----- Data in this exercise -----
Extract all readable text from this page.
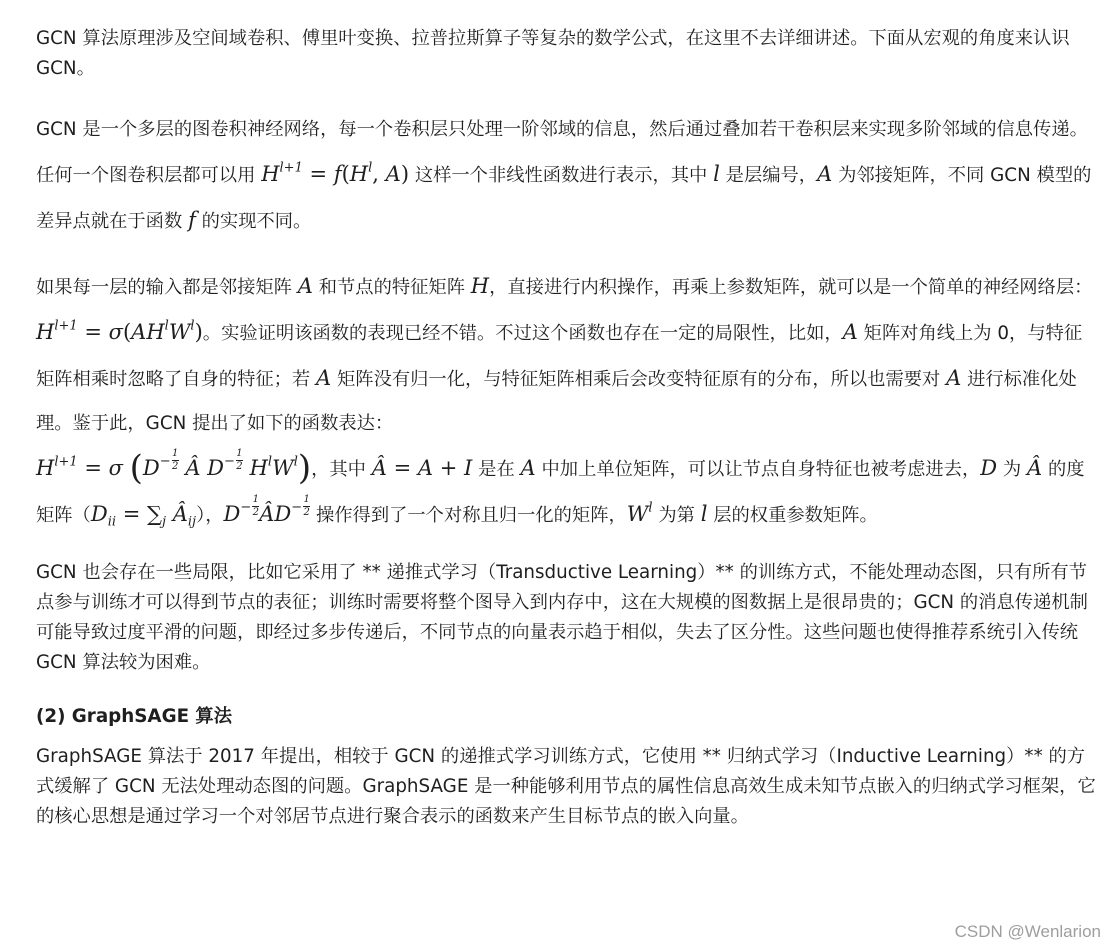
GCN 算法原理涉及空间域卷积、傅里叶变换、拉普拉斯算子等复杂的数学公式，在这里不去详细讲述。下面从宏观的角度来认识 GCN。

GCN 是一个多层的图卷积神经网络，每一个卷积层只处理一阶邻域的信息，然后通过叠加若干卷积层来实现多阶邻域的信息传递。任何一个图卷积层都可以用 $H^{l+1} = f(H^l$, A) 这样一个非线性函数进行表示，其中 l 是层编号，A 为邻接矩阵，不同 GCN 模型的差异点就在于函数 f 的实现不同。

如果每一层的输入都是邻接矩阵 A 和节点的特征矩阵 H，直接进行内积操作，再乘上参数矩阵，就可以是一个简单的神经网络层：$H^{l+1} = \sigma(AH^lW^l)$。实验证明该函数的表现已经不错。不过这个函数也存在一定的局限性，比如，A 矩阵对角线上为 0，与特征矩阵相乘时忽略了自身的特征；若 A 矩阵没有归一化，与特征矩阵相乘后会改变特征原有的分布，所以也需要对 A 进行标准化处理。鉴于此，GCN 提出了如下的函数表达：
$H^{l+1} = \sigma$ ($D^{- \frac{1}{2}}$ Â $D^{- \frac{1}{2}}$ $H^lW^l$)，其中 Â = A + I 是在 A 中加上单位矩阵，可以让节点自身特征也被考虑进去，D 为 Â 的度矩阵（$D_{ii} = \sum_j$ $Â_{ij}$），$D^{- \frac{1}{2}}$ $ÂD^{- \frac{1}{2}}$ 操作得到了一个对称且归一化的矩阵，$W^l$ 为第 l 层的权重参数矩阵。

GCN 也会存在一些局限，比如它采用了 ** 递推式学习（Transductive Learning）** 的训练方式，不能处理动态图，只有所有节点参与训练才可以得到节点的表征；训练时需要将整个图导入到内存中，这在大规模的图数据上是很昂贵的；GCN 的消息传递机制可能导致过度平滑的问题，即经过多步传递后，不同节点的向量表示趋于相似，失去了区分性。这些问题也使得推荐系统引入传统 GCN 算法较为困难。

(2) GraphSAGE 算法

GraphSAGE 算法于 2017 年提出，相较于 GCN 的递推式学习训练方式，它使用 ** 归纳式学习（Inductive Learning）** 的方式缓解了 GCN 无法处理动态图的问题。GraphSAGE 是一种能够利用节点的属性信息高效生成未知节点嵌入的归纳式学习框架，它的核心思想是通过学习一个对邻居节点进行聚合表示的函数来产生目标节点的嵌入向量。

CSDN @Wenlarion
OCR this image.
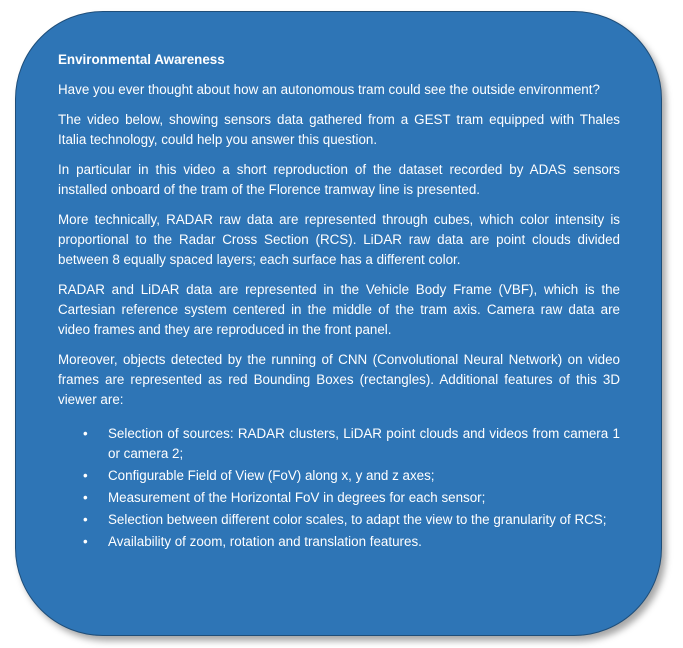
Environmental Awareness

Have you ever thought about how an autonomous tram could see the outside environment?

The video below, showing sensors data gathered from a GEST tram equipped with Thales Italia technology, could help you answer this question.

In particular in this video a short reproduction of the dataset recorded by ADAS sensors installed onboard of the tram of the Florence tramway line is presented.

More technically, RADAR raw data are represented through cubes, which color intensity is proportional to the Radar Cross Section (RCS). LiDAR raw data are point clouds divided between 8 equally spaced layers; each surface has a different color.

RADAR and LiDAR data are represented in the Vehicle Body Frame (VBF), which is the Cartesian reference system centered in the middle of the tram axis. Camera raw data are video frames and they are reproduced in the front panel.

Moreover, objects detected by the running of CNN (Convolutional Neural Network) on video frames are represented as red Bounding Boxes (rectangles). Additional features of this 3D viewer are:

• Selection of sources: RADAR clusters, LiDAR point clouds and videos from camera 1 or camera 2;
• Configurable Field of View (FoV) along x, y and z axes;
• Measurement of the Horizontal FoV in degrees for each sensor;
• Selection between different color scales, to adapt the view to the granularity of RCS;
• Availability of zoom, rotation and translation features.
-----
Given problem:
Pick out the lines that include the word "point" and write them out.

Completed exercise:
More technically, RADAR raw data are represented through cubes, which color intensity is proportional to the Radar Cross Section (RCS). LiDAR raw data are point clouds divided between 8 equally spaced layers; each surface has a different color.
• Selection of sources: RADAR clusters, LiDAR point clouds and videos from camera 1 or camera 2;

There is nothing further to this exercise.